((
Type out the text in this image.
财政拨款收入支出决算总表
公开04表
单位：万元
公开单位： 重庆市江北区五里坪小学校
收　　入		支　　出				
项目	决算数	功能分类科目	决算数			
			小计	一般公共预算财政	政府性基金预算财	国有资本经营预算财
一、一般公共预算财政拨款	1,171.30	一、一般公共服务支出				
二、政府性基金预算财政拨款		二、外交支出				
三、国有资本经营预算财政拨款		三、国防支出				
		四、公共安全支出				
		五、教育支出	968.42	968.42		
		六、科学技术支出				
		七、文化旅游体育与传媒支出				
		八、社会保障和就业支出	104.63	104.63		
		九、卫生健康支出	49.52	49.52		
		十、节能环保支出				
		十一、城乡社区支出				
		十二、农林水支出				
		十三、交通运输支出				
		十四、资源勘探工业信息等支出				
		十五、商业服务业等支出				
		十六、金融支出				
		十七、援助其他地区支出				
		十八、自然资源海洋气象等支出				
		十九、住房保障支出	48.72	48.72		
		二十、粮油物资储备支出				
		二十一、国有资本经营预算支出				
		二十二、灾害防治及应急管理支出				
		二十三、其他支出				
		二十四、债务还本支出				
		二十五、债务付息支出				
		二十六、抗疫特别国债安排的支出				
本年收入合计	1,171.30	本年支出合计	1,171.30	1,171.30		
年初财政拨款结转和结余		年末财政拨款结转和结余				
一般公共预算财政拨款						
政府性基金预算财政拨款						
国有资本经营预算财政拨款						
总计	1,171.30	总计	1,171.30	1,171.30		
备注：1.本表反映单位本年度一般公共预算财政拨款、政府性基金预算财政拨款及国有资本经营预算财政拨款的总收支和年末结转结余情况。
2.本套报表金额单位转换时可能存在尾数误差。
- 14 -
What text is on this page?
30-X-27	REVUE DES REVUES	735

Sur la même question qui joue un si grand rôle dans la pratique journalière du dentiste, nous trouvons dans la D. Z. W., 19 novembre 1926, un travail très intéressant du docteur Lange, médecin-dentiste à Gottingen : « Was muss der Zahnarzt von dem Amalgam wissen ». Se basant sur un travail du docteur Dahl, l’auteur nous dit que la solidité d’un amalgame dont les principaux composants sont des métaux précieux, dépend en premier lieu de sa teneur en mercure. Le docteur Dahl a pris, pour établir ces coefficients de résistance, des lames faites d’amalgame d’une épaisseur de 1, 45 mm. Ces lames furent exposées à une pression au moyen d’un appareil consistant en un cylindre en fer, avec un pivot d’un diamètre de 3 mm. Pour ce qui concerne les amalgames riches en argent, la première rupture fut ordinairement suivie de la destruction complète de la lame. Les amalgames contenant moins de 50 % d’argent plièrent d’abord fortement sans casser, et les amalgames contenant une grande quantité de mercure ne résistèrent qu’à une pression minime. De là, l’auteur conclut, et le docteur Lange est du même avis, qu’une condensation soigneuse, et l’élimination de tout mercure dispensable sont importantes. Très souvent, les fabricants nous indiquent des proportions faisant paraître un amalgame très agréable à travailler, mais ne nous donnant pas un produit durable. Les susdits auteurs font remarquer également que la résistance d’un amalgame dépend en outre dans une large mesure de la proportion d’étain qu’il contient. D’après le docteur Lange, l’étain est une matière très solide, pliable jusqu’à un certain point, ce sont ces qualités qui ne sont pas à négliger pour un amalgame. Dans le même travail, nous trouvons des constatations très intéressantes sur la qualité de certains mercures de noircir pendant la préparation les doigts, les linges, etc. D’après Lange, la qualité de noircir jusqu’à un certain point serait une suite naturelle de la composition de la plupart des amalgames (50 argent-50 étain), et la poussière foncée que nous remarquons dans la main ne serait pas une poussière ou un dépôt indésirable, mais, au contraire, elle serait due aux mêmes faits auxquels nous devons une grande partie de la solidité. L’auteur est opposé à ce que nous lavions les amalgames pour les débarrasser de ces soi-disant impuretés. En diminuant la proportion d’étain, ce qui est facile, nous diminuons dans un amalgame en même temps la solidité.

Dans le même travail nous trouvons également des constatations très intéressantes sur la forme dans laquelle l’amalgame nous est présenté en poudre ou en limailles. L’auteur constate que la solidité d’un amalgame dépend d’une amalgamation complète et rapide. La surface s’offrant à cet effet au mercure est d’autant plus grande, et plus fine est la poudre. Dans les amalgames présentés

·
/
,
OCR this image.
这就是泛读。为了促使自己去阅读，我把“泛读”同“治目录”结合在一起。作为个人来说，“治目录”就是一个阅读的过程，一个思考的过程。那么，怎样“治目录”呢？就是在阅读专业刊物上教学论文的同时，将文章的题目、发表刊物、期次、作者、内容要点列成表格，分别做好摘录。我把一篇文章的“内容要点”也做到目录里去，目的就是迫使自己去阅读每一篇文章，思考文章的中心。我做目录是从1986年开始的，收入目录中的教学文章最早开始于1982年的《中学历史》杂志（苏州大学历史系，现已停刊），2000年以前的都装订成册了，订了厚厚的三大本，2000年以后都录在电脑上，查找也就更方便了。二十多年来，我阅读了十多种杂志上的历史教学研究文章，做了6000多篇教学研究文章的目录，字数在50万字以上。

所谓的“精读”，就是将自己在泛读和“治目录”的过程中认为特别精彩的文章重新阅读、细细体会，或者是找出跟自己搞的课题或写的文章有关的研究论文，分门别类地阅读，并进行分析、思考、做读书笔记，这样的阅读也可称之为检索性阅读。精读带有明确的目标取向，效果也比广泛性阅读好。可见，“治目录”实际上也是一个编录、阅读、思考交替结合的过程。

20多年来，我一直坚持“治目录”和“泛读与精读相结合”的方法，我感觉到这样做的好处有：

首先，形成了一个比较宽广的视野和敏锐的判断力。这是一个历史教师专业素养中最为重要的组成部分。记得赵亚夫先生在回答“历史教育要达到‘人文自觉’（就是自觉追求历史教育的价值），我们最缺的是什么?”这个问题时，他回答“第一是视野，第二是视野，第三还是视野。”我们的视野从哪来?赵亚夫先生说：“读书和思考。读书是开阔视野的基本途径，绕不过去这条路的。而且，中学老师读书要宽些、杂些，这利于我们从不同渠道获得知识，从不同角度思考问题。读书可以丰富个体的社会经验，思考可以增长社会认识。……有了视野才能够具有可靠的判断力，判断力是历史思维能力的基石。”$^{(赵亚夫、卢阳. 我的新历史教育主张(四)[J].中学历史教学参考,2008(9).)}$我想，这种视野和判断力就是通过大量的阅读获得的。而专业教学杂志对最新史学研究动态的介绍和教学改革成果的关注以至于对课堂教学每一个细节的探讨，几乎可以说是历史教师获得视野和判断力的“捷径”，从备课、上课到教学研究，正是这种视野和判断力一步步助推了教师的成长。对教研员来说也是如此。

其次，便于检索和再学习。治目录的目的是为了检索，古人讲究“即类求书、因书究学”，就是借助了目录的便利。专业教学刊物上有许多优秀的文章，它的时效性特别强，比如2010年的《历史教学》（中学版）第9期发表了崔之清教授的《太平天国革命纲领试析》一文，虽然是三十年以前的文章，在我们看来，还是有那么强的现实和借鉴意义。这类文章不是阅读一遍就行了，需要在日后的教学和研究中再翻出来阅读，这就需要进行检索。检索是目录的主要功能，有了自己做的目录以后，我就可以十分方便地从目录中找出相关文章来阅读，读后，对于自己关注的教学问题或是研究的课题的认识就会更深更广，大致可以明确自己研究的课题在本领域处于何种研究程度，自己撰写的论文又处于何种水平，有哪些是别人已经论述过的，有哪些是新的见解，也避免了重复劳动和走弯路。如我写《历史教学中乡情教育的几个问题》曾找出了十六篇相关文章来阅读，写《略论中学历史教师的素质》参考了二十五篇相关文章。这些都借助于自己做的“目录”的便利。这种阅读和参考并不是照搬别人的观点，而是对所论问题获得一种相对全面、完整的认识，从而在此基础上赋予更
))
◆ **CHALLENGE**: Word for word, quote all of the data above.

◆ **SOLUTION TO THIS EXERCISE**:
Type out the text in this image.
财政拨款收入支出决算总表
公开04表
单位：万元
公开单位： 重庆市江北区五里坪小学校
收　　入		支　　出				
项目	决算数	功能分类科目	决算数			
			小计	一般公共预算财政	政府性基金预算财	国有资本经营预算财
一、一般公共预算财政拨款	1,171.30	一、一般公共服务支出				
二、政府性基金预算财政拨款		二、外交支出				
三、国有资本经营预算财政拨款		三、国防支出				
		四、公共安全支出				
		五、教育支出	968.42	968.42		
		六、科学技术支出				
		七、文化旅游体育与传媒支出				
		八、社会保障和就业支出	104.63	104.63		
		九、卫生健康支出	49.52	49.52		
		十、节能环保支出				
		十一、城乡社区支出				
		十二、农林水支出				
		十三、交通运输支出				
		十四、资源勘探工业信息等支出				
		十五、商业服务业等支出				
		十六、金融支出				
		十七、援助其他地区支出				
		十八、自然资源海洋气象等支出				
		十九、住房保障支出	48.72	48.72		
		二十、粮油物资储备支出				
		二十一、国有资本经营预算支出				
		二十二、灾害防治及应急管理支出				
		二十三、其他支出				
		二十四、债务还本支出				
		二十五、债务付息支出				
		二十六、抗疫特别国债安排的支出				
本年收入合计	1,171.30	本年支出合计	1,171.30	1,171.30		
年初财政拨款结转和结余		年末财政拨款结转和结余				
一般公共预算财政拨款						
政府性基金预算财政拨款						
国有资本经营预算财政拨款						
总计	1,171.30	总计	1,171.30	1,171.30		
备注：1.本表反映单位本年度一般公共预算财政拨款、政府性基金预算财政拨款及国有资本经营预算财政拨款的总收支和年末结转结余情况。
2.本套报表金额单位转换时可能存在尾数误差。
- 14 -
What text is on this page?
30-X-27	REVUE DES REVUES	735

Sur la même question qui joue un si grand rôle dans la pratique journalière du dentiste, nous trouvons dans la D. Z. W., 19 novembre 1926, un travail très intéressant du docteur Lange, médecin-dentiste à Gottingen : « Was muss der Zahnarzt von dem Amalgam wissen ». Se basant sur un travail du docteur Dahl, l’auteur nous dit que la solidité d’un amalgame dont les principaux composants sont des métaux précieux, dépend en premier lieu de sa teneur en mercure. Le docteur Dahl a pris, pour établir ces coefficients de résistance, des lames faites d’amalgame d’une épaisseur de 1, 45 mm. Ces lames furent exposées à une pression au moyen d’un appareil consistant en un cylindre en fer, avec un pivot d’un diamètre de 3 mm. Pour ce qui concerne les amalgames riches en argent, la première rupture fut ordinairement suivie de la destruction complète de la lame. Les amalgames contenant moins de 50 % d’argent plièrent d’abord fortement sans casser, et les amalgames contenant une grande quantité de mercure ne résistèrent qu’à une pression minime. De là, l’auteur conclut, et le docteur Lange est du même avis, qu’une condensation soigneuse, et l’élimination de tout mercure dispensable sont importantes. Très souvent, les fabricants nous indiquent des proportions faisant paraître un amalgame très agréable à travailler, mais ne nous donnant pas un produit durable. Les susdits auteurs font remarquer également que la résistance d’un amalgame dépend en outre dans une large mesure de la proportion d’étain qu’il contient. D’après le docteur Lange, l’étain est une matière très solide, pliable jusqu’à un certain point, ce sont ces qualités qui ne sont pas à négliger pour un amalgame. Dans le même travail, nous trouvons des constatations très intéressantes sur la qualité de certains mercures de noircir pendant la préparation les doigts, les linges, etc. D’après Lange, la qualité de noircir jusqu’à un certain point serait une suite naturelle de la composition de la plupart des amalgames (50 argent-50 étain), et la poussière foncée que nous remarquons dans la main ne serait pas une poussière ou un dépôt indésirable, mais, au contraire, elle serait due aux mêmes faits auxquels nous devons une grande partie de la solidité. L’auteur est opposé à ce que nous lavions les amalgames pour les débarrasser de ces soi-disant impuretés. En diminuant la proportion d’étain, ce qui est facile, nous diminuons dans un amalgame en même temps la solidité.

Dans le même travail nous trouvons également des constatations très intéressantes sur la forme dans laquelle l’amalgame nous est présenté en poudre ou en limailles. L’auteur constate que la solidité d’un amalgame dépend d’une amalgamation complète et rapide. La surface s’offrant à cet effet au mercure est d’autant plus grande, et plus fine est la poudre. Dans les amalgames présentés

·
/
,
OCR this image.
这就是泛读。为了促使自己去阅读，我把“泛读”同“治目录”结合在一起。作为个人来说，“治目录”就是一个阅读的过程，一个思考的过程。那么，怎样“治目录”呢？就是在阅读专业刊物上教学论文的同时，将文章的题目、发表刊物、期次、作者、内容要点列成表格，分别做好摘录。我把一篇文章的“内容要点”也做到目录里去，目的就是迫使自己去阅读每一篇文章，思考文章的中心。我做目录是从1986年开始的，收入目录中的教学文章最早开始于1982年的《中学历史》杂志（苏州大学历史系，现已停刊），2000年以前的都装订成册了，订了厚厚的三大本，2000年以后都录在电脑上，查找也就更方便了。二十多年来，我阅读了十多种杂志上的历史教学研究文章，做了6000多篇教学研究文章的目录，字数在50万字以上。

所谓的“精读”，就是将自己在泛读和“治目录”的过程中认为特别精彩的文章重新阅读、细细体会，或者是找出跟自己搞的课题或写的文章有关的研究论文，分门别类地阅读，并进行分析、思考、做读书笔记，这样的阅读也可称之为检索性阅读。精读带有明确的目标取向，效果也比广泛性阅读好。可见，“治目录”实际上也是一个编录、阅读、思考交替结合的过程。

20多年来，我一直坚持“治目录”和“泛读与精读相结合”的方法，我感觉到这样做的好处有：

首先，形成了一个比较宽广的视野和敏锐的判断力。这是一个历史教师专业素养中最为重要的组成部分。记得赵亚夫先生在回答“历史教育要达到‘人文自觉’（就是自觉追求历史教育的价值），我们最缺的是什么?”这个问题时，他回答“第一是视野，第二是视野，第三还是视野。”我们的视野从哪来?赵亚夫先生说：“读书和思考。读书是开阔视野的基本途径，绕不过去这条路的。而且，中学老师读书要宽些、杂些，这利于我们从不同渠道获得知识，从不同角度思考问题。读书可以丰富个体的社会经验，思考可以增长社会认识。……有了视野才能够具有可靠的判断力，判断力是历史思维能力的基石。”$^{(赵亚夫、卢阳. 我的新历史教育主张(四)[J].中学历史教学参考,2008(9).)}$我想，这种视野和判断力就是通过大量的阅读获得的。而专业教学杂志对最新史学研究动态的介绍和教学改革成果的关注以至于对课堂教学每一个细节的探讨，几乎可以说是历史教师获得视野和判断力的“捷径”，从备课、上课到教学研究，正是这种视野和判断力一步步助推了教师的成长。对教研员来说也是如此。

其次，便于检索和再学习。治目录的目的是为了检索，古人讲究“即类求书、因书究学”，就是借助了目录的便利。专业教学刊物上有许多优秀的文章，它的时效性特别强，比如2010年的《历史教学》（中学版）第9期发表了崔之清教授的《太平天国革命纲领试析》一文，虽然是三十年以前的文章，在我们看来，还是有那么强的现实和借鉴意义。这类文章不是阅读一遍就行了，需要在日后的教学和研究中再翻出来阅读，这就需要进行检索。检索是目录的主要功能，有了自己做的目录以后，我就可以十分方便地从目录中找出相关文章来阅读，读后，对于自己关注的教学问题或是研究的课题的认识就会更深更广，大致可以明确自己研究的课题在本领域处于何种研究程度，自己撰写的论文又处于何种水平，有哪些是别人已经论述过的，有哪些是新的见解，也避免了重复劳动和走弯路。如我写《历史教学中乡情教育的几个问题》曾找出了十六篇相关文章来阅读，写《略论中学历史教师的素质》参考了二十五篇相关文章。这些都借助于自己做的“目录”的便利。这种阅读和参考并不是照搬别人的观点，而是对所论问题获得一种相对全面、完整的认识，从而在此基础上赋予更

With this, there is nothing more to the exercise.